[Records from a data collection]
* * *

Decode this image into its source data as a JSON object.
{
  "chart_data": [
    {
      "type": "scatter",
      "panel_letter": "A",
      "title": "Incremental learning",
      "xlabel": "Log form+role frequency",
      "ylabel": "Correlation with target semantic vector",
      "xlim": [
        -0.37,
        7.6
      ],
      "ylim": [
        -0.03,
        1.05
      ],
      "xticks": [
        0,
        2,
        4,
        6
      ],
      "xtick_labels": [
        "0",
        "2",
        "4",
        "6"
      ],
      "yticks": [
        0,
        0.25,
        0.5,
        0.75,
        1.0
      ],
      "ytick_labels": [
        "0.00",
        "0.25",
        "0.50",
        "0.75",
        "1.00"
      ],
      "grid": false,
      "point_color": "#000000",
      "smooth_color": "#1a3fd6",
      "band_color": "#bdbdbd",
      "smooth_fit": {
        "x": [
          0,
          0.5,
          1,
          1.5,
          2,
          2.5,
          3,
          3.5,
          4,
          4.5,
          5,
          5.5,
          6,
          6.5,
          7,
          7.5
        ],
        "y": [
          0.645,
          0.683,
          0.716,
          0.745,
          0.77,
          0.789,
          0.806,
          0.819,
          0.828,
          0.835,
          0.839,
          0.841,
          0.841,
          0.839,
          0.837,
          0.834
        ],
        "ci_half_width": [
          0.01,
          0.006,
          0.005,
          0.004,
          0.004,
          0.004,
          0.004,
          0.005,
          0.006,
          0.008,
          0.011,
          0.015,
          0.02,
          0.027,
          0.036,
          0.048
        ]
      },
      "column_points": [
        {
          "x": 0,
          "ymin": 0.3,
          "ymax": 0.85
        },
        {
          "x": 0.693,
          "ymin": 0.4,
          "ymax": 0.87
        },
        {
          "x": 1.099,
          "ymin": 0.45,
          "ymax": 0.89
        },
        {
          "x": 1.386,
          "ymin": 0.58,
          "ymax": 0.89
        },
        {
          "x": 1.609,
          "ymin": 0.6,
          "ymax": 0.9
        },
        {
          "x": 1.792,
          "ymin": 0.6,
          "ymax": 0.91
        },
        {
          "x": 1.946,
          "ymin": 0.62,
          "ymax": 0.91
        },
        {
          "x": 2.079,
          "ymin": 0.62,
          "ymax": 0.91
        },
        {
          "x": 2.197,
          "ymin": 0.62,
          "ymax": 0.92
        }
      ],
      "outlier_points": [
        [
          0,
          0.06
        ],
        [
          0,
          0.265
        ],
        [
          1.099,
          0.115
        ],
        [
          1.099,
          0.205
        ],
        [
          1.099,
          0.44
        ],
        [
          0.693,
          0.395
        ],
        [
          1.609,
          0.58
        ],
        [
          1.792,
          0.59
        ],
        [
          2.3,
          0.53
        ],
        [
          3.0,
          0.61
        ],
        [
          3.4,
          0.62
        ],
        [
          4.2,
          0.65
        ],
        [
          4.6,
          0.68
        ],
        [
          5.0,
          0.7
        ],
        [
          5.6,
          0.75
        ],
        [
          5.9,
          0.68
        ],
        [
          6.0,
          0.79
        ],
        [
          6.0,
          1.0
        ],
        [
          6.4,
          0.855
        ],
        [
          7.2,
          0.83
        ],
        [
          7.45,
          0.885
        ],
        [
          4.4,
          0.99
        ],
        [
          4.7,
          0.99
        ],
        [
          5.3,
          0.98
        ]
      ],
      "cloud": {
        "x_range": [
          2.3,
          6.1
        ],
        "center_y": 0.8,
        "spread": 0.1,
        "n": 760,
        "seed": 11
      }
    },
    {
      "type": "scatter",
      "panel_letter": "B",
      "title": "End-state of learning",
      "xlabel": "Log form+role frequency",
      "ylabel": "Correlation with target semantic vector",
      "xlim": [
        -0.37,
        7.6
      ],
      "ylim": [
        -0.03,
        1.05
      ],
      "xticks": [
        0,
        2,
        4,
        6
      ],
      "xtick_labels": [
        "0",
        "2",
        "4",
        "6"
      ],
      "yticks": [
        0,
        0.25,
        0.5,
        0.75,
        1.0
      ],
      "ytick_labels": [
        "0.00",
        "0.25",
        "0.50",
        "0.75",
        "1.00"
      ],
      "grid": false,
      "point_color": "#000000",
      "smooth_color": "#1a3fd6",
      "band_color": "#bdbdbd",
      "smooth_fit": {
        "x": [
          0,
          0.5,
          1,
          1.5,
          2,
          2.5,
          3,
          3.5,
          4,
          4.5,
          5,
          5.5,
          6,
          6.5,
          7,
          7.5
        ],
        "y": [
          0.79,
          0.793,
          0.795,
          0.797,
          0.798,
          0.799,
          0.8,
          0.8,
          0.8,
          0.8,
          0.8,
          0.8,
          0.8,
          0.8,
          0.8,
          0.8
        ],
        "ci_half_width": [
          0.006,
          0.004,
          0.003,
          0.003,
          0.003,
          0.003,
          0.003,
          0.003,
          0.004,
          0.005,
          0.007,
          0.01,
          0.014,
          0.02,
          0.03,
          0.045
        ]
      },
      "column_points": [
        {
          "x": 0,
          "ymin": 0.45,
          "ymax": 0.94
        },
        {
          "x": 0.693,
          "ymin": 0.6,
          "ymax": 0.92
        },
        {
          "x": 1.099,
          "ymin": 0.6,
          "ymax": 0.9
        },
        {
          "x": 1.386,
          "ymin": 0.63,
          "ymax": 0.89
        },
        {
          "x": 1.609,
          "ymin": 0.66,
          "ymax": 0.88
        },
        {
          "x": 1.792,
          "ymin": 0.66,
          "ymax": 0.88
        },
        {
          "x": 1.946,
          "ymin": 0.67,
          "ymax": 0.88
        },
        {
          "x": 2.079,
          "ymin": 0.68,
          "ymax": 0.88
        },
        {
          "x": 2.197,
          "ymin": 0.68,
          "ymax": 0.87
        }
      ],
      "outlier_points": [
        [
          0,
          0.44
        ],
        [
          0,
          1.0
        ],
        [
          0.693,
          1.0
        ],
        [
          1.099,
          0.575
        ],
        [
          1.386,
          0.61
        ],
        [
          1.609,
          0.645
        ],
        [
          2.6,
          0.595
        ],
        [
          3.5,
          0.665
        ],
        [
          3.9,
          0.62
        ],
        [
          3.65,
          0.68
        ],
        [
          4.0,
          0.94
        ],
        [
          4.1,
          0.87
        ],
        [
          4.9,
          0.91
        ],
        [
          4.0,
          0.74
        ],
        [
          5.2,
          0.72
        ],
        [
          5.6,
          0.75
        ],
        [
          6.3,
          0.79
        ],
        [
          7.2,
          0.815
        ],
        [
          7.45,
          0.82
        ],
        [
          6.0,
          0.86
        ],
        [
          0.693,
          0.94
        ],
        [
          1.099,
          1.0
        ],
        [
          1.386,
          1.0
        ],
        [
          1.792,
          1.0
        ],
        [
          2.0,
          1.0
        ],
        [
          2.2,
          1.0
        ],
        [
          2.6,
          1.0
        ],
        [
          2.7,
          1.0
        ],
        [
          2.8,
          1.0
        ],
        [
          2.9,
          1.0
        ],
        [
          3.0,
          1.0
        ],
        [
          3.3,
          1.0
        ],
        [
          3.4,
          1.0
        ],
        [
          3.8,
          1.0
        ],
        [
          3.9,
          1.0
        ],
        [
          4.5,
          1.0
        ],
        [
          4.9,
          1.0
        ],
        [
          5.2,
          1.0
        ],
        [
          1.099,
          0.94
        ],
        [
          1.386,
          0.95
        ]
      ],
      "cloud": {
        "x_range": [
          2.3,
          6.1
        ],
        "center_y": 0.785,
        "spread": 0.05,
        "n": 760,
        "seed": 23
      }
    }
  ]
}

* * *

## SHORT EXERCISE
Retype the records that precede this task, keeping them exactly the same.

## RESULT BELOW
Decode this image into its source data as a JSON object.
{
  "chart_data": [
    {
      "type": "scatter",
      "panel_letter": "A",
      "title": "Incremental learning",
      "xlabel": "Log form+role frequency",
      "ylabel": "Correlation with target semantic vector",
      "xlim": [
        -0.37,
        7.6
      ],
      "ylim": [
        -0.03,
        1.05
      ],
      "xticks": [
        0,
        2,
        4,
        6
      ],
      "xtick_labels": [
        "0",
        "2",
        "4",
        "6"
      ],
      "yticks": [
        0,
        0.25,
        0.5,
        0.75,
        1.0
      ],
      "ytick_labels": [
        "0.00",
        "0.25",
        "0.50",
        "0.75",
        "1.00"
      ],
      "grid": false,
      "point_color": "#000000",
      "smooth_color": "#1a3fd6",
      "band_color": "#bdbdbd",
      "smooth_fit": {
        "x": [
          0,
          0.5,
          1,
          1.5,
          2,
          2.5,
          3,
          3.5,
          4,
          4.5,
          5,
          5.5,
          6,
          6.5,
          7,
          7.5
        ],
        "y": [
          0.645,
          0.683,
          0.716,
          0.745,
          0.77,
          0.789,
          0.806,
          0.819,
          0.828,
          0.835,
          0.839,
          0.841,
          0.841,
          0.839,
          0.837,
          0.834
        ],
        "ci_half_width": [
          0.01,
          0.006,
          0.005,
          0.004,
          0.004,
          0.004,
          0.004,
          0.005,
          0.006,
          0.008,
          0.011,
          0.015,
          0.02,
          0.027,
          0.036,
          0.048
        ]
      },
      "column_points": [
        {
          "x": 0,
          "ymin": 0.3,
          "ymax": 0.85
        },
        {
          "x": 0.693,
          "ymin": 0.4,
          "ymax": 0.87
        },
        {
          "x": 1.099,
          "ymin": 0.45,
          "ymax": 0.89
        },
        {
          "x": 1.386,
          "ymin": 0.58,
          "ymax": 0.89
        },
        {
          "x": 1.609,
          "ymin": 0.6,
          "ymax": 0.9
        },
        {
          "x": 1.792,
          "ymin": 0.6,
          "ymax": 0.91
        },
        {
          "x": 1.946,
          "ymin": 0.62,
          "ymax": 0.91
        },
        {
          "x": 2.079,
          "ymin": 0.62,
          "ymax": 0.91
        },
        {
          "x": 2.197,
          "ymin": 0.62,
          "ymax": 0.92
        }
      ],
      "outlier_points": [
        [
          0,
          0.06
        ],
        [
          0,
          0.265
        ],
        [
          1.099,
          0.115
        ],
        [
          1.099,
          0.205
        ],
        [
          1.099,
          0.44
        ],
        [
          0.693,
          0.395
        ],
        [
          1.609,
          0.58
        ],
        [
          1.792,
          0.59
        ],
        [
          2.3,
          0.53
        ],
        [
          3.0,
          0.61
        ],
        [
          3.4,
          0.62
        ],
        [
          4.2,
          0.65
        ],
        [
          4.6,
          0.68
        ],
        [
          5.0,
          0.7
        ],
        [
          5.6,
          0.75
        ],
        [
          5.9,
          0.68
        ],
        [
          6.0,
          0.79
        ],
        [
          6.0,
          1.0
        ],
        [
          6.4,
          0.855
        ],
        [
          7.2,
          0.83
        ],
        [
          7.45,
          0.885
        ],
        [
          4.4,
          0.99
        ],
        [
          4.7,
          0.99
        ],
        [
          5.3,
          0.98
        ]
      ],
      "cloud": {
        "x_range": [
          2.3,
          6.1
        ],
        "center_y": 0.8,
        "spread": 0.1,
        "n": 760,
        "seed": 11
      }
    },
    {
      "type": "scatter",
      "panel_letter": "B",
      "title": "End-state of learning",
      "xlabel": "Log form+role frequency",
      "ylabel": "Correlation with target semantic vector",
      "xlim": [
        -0.37,
        7.6
      ],
      "ylim": [
        -0.03,
        1.05
      ],
      "xticks": [
        0,
        2,
        4,
        6
      ],
      "xtick_labels": [
        "0",
        "2",
        "4",
        "6"
      ],
      "yticks": [
        0,
        0.25,
        0.5,
        0.75,
        1.0
      ],
      "ytick_labels": [
        "0.00",
        "0.25",
        "0.50",
        "0.75",
        "1.00"
      ],
      "grid": false,
      "point_color": "#000000",
      "smooth_color": "#1a3fd6",
      "band_color": "#bdbdbd",
      "smooth_fit": {
        "x": [
          0,
          0.5,
          1,
          1.5,
          2,
          2.5,
          3,
          3.5,
          4,
          4.5,
          5,
          5.5,
          6,
          6.5,
          7,
          7.5
        ],
        "y": [
          0.79,
          0.793,
          0.795,
          0.797,
          0.798,
          0.799,
          0.8,
          0.8,
          0.8,
          0.8,
          0.8,
          0.8,
          0.8,
          0.8,
          0.8,
          0.8
        ],
        "ci_half_width": [
          0.006,
          0.004,
          0.003,
          0.003,
          0.003,
          0.003,
          0.003,
          0.003,
          0.004,
          0.005,
          0.007,
          0.01,
          0.014,
          0.02,
          0.03,
          0.045
        ]
      },
      "column_points": [
        {
          "x": 0,
          "ymin": 0.45,
          "ymax": 0.94
        },
        {
          "x": 0.693,
          "ymin": 0.6,
          "ymax": 0.92
        },
        {
          "x": 1.099,
          "ymin": 0.6,
          "ymax": 0.9
        },
        {
          "x": 1.386,
          "ymin": 0.63,
          "ymax": 0.89
        },
        {
          "x": 1.609,
          "ymin": 0.66,
          "ymax": 0.88
        },
        {
          "x": 1.792,
          "ymin": 0.66,
          "ymax": 0.88
        },
        {
          "x": 1.946,
          "ymin": 0.67,
          "ymax": 0.88
        },
        {
          "x": 2.079,
          "ymin": 0.68,
          "ymax": 0.88
        },
        {
          "x": 2.197,
          "ymin": 0.68,
          "ymax": 0.87
        }
      ],
      "outlier_points": [
        [
          0,
          0.44
        ],
        [
          0,
          1.0
        ],
        [
          0.693,
          1.0
        ],
        [
          1.099,
          0.575
        ],
        [
          1.386,
          0.61
        ],
        [
          1.609,
          0.645
        ],
        [
          2.6,
          0.595
        ],
        [
          3.5,
          0.665
        ],
        [
          3.9,
          0.62
        ],
        [
          3.65,
          0.68
        ],
        [
          4.0,
          0.94
        ],
        [
          4.1,
          0.87
        ],
        [
          4.9,
          0.91
        ],
        [
          4.0,
          0.74
        ],
        [
          5.2,
          0.72
        ],
        [
          5.6,
          0.75
        ],
        [
          6.3,
          0.79
        ],
        [
          7.2,
          0.815
        ],
        [
          7.45,
          0.82
        ],
        [
          6.0,
          0.86
        ],
        [
          0.693,
          0.94
        ],
        [
          1.099,
          1.0
        ],
        [
          1.386,
          1.0
        ],
        [
          1.792,
          1.0
        ],
        [
          2.0,
          1.0
        ],
        [
          2.2,
          1.0
        ],
        [
          2.6,
          1.0
        ],
        [
          2.7,
          1.0
        ],
        [
          2.8,
          1.0
        ],
        [
          2.9,
          1.0
        ],
        [
          3.0,
          1.0
        ],
        [
          3.3,
          1.0
        ],
        [
          3.4,
          1.0
        ],
        [
          3.8,
          1.0
        ],
        [
          3.9,
          1.0
        ],
        [
          4.5,
          1.0
        ],
        [
          4.9,
          1.0
        ],
        [
          5.2,
          1.0
        ],
        [
          1.099,
          0.94
        ],
        [
          1.386,
          0.95
        ]
      ],
      "cloud": {
        "x_range": [
          2.3,
          6.1
        ],
        "center_y": 0.785,
        "spread": 0.05,
        "n": 760,
        "seed": 23
      }
    }
  ]
}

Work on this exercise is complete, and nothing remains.